Fragmento de página:

──────────

Estos días he releído La desesperación de los simios y otras bagatelas, sus memorias. Más allá del estrambótico título, vuelvo a encontrar en ellas una tremenda lección de vida, dolorosa, por lo infeliz que puede ser alguien que aparentemente lo tiene todo. En el imaginario colectivo es como si Françoise Hardy hubiera quedado congelada en esa joven cantante de los 60, petrificada en el Tous les garçons et les filles, o en sus portadas de Paris Match, o de Vogue, o en las películas que rodó. En la intimidad era una mujer torturada por sus inseguridades, solitaria y, sobre todo, devorada por su gran e infeliz historia de amor con Jacques Dutronc.
Dutronc era el prototipo de caradura, encantador, ligón, atrevido, guapo. También un niño pequeño, alcohólico y alérgico al compromiso. En su defensa hay que decir que avisaba: uno de sus mayores éxitos de la época se titulaba, directamente, J’aime les filles. Me gustan las chicas. Y vaya si le gustaban. A veces parecía que todas menos Françoise. A lo largo de las décadas que fueron pareja apenas tuvo un gesto de consideración con ella: jamás le ocultó sus romances, insistió en vivir solo a toda costa, no acudía a sus encuentros… Estos, por cierto, tuvieron durante muchos años una frecuencia semanal (y porque ella insistía).
En el libro se respira una tremenda sensación de angustia. Desde que aparece ese vídeo suyo en el 62 es como si la vida de Françoise Hardy estuviera completamente gobernada por fuerzas que escapaban a su control: la industria discográfica, la fama, la tortura ineludible de Jacques. Asistimos a su prolongada derrota en el tiempo. Ella parece querer decirnos entre líneas ¿y si me hubiera atrevido? ¿Y si hubiera puesto fin a los elementos que objetivamente me hacían mal? Se acaba volviendo una mujer resignada, aceptando cosas que no son aceptables, y todo lo que cuenta desde su juventud tiene un poso enfermizo de tristeza. Parece imposible verla en Tous les garçons y aventurar lo que ella misma confirmó después: que nunca más sería feliz.

──────────

(Entradas guardadas de una colección)

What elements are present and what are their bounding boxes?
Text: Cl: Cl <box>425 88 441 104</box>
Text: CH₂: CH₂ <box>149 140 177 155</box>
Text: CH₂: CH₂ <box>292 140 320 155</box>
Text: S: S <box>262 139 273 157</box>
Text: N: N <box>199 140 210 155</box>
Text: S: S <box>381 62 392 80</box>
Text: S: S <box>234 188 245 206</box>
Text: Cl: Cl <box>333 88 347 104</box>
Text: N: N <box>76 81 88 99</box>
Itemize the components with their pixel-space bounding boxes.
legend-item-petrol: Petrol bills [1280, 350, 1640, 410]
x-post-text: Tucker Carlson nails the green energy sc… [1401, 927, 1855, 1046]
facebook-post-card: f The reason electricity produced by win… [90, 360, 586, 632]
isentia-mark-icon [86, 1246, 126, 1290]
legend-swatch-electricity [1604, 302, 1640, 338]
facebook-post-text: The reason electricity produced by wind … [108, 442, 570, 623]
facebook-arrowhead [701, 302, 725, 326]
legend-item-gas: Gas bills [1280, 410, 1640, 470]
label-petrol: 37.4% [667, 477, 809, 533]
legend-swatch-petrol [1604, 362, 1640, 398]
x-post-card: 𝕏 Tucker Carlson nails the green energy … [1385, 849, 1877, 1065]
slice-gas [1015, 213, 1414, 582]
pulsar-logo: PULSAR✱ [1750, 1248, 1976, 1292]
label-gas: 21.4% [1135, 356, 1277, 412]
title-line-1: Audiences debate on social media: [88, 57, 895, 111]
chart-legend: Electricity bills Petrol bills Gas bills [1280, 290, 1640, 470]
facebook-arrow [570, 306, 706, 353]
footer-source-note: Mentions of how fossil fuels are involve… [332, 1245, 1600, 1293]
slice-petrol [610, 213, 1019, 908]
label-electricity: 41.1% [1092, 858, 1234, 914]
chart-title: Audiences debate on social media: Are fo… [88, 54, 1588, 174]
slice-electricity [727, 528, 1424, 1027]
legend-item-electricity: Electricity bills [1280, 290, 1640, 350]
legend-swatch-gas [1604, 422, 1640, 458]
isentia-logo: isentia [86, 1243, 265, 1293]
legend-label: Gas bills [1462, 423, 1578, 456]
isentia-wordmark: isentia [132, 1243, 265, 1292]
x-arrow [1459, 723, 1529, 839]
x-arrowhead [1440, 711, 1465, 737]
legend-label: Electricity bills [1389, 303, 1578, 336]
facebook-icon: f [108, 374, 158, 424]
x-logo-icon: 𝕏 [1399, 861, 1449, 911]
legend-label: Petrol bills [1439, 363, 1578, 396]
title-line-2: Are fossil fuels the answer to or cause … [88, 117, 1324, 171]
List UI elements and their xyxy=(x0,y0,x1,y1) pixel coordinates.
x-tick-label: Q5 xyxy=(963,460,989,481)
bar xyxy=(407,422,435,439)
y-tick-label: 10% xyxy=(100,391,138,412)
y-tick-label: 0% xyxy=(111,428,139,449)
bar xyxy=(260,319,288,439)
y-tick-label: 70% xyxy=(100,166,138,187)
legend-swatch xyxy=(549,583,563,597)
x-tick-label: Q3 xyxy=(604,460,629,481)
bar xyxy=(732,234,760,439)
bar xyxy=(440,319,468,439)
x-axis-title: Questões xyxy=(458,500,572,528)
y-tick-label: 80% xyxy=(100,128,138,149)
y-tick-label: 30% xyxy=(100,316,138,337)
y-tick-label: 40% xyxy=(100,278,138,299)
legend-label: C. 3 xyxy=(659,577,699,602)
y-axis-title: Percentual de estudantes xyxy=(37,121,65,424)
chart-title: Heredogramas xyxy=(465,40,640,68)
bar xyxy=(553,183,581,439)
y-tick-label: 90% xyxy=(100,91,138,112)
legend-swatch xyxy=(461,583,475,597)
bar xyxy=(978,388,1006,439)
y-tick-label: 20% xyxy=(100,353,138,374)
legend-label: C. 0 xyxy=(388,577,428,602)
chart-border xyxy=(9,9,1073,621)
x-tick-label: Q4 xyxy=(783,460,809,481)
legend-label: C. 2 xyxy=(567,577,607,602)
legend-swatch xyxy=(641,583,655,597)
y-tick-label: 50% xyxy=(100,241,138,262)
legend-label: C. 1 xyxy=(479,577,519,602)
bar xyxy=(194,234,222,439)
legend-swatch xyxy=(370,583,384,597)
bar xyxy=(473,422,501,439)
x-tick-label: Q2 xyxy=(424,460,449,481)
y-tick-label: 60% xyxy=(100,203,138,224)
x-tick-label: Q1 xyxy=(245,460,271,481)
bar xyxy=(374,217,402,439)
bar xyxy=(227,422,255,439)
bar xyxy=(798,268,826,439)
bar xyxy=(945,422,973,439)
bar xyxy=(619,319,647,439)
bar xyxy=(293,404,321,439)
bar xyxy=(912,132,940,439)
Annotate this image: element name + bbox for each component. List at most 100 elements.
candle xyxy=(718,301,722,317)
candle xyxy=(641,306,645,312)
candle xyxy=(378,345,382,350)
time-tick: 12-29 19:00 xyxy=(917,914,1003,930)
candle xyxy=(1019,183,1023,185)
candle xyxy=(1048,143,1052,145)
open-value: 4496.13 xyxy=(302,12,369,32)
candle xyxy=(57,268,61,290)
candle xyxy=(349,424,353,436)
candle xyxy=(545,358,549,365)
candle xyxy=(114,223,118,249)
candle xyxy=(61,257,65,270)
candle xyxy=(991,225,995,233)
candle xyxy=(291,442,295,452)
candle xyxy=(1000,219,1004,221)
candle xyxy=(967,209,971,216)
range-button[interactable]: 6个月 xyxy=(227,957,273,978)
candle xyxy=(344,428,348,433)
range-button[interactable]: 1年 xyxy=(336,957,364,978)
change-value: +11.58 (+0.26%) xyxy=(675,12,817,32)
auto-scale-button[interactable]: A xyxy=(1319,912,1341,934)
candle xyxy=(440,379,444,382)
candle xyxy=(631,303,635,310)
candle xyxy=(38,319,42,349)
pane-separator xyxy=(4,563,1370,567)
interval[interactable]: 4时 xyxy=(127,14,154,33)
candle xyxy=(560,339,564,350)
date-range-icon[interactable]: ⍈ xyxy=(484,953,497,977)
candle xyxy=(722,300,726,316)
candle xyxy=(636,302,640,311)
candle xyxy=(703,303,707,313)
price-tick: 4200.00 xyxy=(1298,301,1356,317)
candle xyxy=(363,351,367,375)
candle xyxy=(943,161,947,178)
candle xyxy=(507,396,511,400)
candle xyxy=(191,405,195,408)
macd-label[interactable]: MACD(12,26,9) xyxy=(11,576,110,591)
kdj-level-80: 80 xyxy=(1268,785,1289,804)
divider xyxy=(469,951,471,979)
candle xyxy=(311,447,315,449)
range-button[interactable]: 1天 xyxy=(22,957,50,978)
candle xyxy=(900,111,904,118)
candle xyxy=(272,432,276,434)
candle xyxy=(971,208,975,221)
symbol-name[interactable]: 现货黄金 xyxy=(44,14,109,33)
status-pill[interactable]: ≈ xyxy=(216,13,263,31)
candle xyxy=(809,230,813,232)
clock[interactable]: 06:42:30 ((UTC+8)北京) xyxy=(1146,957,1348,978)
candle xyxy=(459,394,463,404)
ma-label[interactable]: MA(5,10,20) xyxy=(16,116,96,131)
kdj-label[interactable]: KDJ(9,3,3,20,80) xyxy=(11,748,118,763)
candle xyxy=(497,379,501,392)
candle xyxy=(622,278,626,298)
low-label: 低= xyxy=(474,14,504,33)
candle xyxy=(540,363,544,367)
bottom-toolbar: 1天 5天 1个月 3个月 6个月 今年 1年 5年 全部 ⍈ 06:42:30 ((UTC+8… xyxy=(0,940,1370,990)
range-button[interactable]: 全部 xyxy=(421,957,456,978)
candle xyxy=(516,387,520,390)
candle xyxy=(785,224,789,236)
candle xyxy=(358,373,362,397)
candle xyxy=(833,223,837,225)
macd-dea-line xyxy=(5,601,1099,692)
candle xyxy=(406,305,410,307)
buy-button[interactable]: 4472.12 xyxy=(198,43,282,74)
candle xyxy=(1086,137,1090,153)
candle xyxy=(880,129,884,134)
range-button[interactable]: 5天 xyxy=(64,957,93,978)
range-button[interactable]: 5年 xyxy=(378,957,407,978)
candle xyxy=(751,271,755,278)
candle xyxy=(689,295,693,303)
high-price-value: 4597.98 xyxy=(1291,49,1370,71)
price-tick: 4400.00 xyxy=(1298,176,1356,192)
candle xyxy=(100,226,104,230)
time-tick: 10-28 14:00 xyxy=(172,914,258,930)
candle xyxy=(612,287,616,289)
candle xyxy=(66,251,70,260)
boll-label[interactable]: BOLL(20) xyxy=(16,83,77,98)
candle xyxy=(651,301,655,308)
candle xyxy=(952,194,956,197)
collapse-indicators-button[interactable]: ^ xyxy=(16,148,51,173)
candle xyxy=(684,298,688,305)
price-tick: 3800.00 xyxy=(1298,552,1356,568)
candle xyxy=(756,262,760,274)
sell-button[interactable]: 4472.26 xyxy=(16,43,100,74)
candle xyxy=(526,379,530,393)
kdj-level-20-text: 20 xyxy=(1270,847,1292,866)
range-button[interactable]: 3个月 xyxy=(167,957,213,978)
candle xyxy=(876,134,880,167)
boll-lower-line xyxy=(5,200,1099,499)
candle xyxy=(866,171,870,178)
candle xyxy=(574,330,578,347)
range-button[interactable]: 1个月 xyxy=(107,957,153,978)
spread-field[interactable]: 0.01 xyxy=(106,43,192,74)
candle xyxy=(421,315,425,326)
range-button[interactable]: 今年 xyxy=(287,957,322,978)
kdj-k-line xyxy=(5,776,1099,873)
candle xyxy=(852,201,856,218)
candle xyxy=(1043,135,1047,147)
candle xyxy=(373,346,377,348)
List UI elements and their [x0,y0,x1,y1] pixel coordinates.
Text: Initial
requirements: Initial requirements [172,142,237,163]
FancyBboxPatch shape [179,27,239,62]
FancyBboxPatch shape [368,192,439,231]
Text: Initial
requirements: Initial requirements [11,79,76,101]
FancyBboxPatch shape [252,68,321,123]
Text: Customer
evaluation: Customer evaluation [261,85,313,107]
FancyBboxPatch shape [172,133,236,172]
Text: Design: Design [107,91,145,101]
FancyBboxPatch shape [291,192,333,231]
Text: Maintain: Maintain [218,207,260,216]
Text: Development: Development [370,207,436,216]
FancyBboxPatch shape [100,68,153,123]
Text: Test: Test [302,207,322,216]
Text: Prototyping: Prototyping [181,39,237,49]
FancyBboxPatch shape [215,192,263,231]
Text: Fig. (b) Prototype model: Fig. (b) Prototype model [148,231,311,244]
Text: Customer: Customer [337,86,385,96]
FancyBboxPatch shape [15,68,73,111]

──────────

Orden de trabajo A: ¿Qué título tenía uno de los mayores éxitos de Jacques Dutronc, según el fragmento sobre Françoise Hardy?
Orden de trabajo B: Prosigue el fragmento sobre Françoise Hardy a partir de su última oración.
El listado es un material aparte y no guarda relación con el fragmento.

Respuesta del ejercicio A: J’aime les filles.

Respuesta del ejercicio B:
Y es que la honestidad brutal con la que escribe en sus memorias es liberadora, pero solo para nosotros lectores. Ella habla, como diría Baroja, desde la última vuelta del camino. Mira atrás y casi nada es como hubiera querido. Contarlo desde la vejez es un gesto tardío de dignidad, un reconocimiento sanador. También la constatación de que ya es imposible remediarlo.
En 2021, Françoise Hardy volvió a ser noticia por otros motivos. Desde hacía tres años padecía un cáncer terminal que le provocaba unos terribles dolores y también hemorragias y episodios de asfixia. Por ello solicitaba la eutanasia, que no es legal en Francia. Ella había ayudado a su madre a pasar por el mismo proceso. Su hijo Thomas y hasta Jacques la apoyaban. Su declaración terminaba con una frase que resuena con la temblorosa profundidad de la vida.
“No tengo miedo a morir, pero sí tengo mucho miedo a sufrir”.
FLECHITA PARA ARRIBA
Seguimos con el ciclo Agnès Varda. Me ha encantado Kung-Fu Master, una peli que consigue dos cosas aparentemente antitéticas: ser provocadora y a la vez muy familiar. Es, básicamente, la historia de Lolita pero al revés. Una mujer adulta (Jane Birkin) vive un romance con un chico apenas adolescente que está interpretado por ¡el hijo de Agnès Varda! No solo eso: la casa donde vive Jane es su casa, sus hijas son sus hijas (Charlotte Gainsbourg y Lou Doillon) y hasta la visita que hacen a sus padres en Londres sucede en la casa de sus padres y con sus padres. Chocante, delicada, hermosa.
FLECHITA PARA ABAJO
Bastante oscuro lleva el mundo unos años como para que ahora encima esté revuelta la meteorología. Que si calima, que si estos fríos bajo cero en abril… Señor, un respiro.